■ WHAT YOU WILL DO:
Return a copy of every line in the records that includes the word "точек".

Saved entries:
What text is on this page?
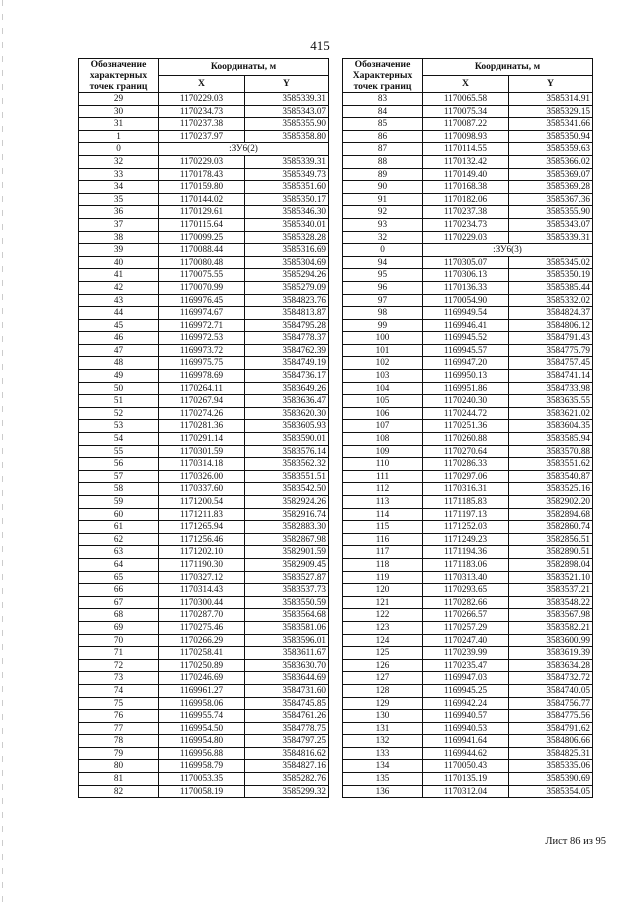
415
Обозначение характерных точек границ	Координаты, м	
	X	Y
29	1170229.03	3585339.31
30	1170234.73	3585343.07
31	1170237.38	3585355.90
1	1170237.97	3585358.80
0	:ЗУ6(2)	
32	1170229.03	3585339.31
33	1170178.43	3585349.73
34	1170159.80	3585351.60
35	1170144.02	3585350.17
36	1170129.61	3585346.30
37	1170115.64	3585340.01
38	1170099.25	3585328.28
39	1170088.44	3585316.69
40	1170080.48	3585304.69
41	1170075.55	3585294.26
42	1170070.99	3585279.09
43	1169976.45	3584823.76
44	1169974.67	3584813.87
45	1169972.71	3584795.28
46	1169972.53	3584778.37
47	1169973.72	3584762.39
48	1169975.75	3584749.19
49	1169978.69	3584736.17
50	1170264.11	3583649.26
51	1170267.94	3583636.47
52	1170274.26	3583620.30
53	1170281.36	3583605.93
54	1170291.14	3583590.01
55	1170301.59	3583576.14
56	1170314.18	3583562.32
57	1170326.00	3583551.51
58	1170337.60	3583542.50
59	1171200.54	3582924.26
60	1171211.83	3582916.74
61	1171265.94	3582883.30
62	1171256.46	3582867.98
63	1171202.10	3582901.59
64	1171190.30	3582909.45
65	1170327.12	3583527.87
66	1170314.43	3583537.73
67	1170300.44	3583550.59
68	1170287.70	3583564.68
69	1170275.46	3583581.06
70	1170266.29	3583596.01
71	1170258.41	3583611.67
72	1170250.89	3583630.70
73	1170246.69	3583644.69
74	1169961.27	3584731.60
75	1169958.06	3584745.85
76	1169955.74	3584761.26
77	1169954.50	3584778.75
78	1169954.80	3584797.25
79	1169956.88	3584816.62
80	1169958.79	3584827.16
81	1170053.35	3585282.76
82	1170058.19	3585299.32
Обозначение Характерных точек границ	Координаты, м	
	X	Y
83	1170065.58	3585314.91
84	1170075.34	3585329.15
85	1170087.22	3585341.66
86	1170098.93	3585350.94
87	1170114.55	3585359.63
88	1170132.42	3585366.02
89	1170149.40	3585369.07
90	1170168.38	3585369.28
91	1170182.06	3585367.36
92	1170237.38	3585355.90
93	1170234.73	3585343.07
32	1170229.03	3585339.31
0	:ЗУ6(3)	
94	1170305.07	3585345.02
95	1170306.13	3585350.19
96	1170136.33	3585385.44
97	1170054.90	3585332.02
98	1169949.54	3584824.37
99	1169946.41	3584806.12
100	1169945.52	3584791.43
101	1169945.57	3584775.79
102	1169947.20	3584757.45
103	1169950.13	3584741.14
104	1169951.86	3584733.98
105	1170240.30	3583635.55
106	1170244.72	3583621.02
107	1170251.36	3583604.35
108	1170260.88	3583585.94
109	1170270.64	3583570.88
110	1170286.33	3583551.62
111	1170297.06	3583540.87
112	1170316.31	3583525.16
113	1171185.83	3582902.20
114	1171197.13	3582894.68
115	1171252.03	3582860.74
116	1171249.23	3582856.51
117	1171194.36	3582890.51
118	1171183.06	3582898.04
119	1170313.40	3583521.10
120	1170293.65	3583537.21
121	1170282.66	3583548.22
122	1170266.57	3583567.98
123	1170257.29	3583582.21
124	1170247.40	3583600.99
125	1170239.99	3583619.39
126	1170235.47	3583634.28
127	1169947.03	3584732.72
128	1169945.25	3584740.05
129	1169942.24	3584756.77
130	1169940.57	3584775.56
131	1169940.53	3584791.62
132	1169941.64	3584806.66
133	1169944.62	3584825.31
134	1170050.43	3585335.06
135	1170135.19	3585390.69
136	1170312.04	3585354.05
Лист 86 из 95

* * *

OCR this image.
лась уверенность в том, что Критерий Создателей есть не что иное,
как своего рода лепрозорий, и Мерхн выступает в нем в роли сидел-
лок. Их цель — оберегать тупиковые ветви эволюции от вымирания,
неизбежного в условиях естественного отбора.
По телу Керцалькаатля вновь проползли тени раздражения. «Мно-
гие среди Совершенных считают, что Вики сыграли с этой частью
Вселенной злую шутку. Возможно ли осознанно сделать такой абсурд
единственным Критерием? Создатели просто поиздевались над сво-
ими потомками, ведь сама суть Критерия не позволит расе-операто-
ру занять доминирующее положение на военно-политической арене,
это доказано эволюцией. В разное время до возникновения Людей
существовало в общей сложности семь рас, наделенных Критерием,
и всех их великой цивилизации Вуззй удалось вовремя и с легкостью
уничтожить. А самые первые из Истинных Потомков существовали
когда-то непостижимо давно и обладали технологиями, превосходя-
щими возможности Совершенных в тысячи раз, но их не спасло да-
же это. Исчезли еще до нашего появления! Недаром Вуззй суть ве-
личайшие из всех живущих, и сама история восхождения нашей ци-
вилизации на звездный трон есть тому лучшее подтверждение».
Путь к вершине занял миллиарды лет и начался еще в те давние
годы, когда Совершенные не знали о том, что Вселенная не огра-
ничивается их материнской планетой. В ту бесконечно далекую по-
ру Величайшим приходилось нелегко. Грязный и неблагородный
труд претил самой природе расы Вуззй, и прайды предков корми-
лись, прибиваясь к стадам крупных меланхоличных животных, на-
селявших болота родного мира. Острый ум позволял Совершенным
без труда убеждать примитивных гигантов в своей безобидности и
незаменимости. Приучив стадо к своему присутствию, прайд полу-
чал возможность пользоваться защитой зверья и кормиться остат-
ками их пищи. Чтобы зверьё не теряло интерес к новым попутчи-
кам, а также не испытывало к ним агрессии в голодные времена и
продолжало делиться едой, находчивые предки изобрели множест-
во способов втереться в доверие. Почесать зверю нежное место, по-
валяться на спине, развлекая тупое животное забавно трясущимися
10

■ THE REPLY:
Обозначение характерных точек границ	Координаты, м	
Обозначение Характерных точек границ	Координаты, м	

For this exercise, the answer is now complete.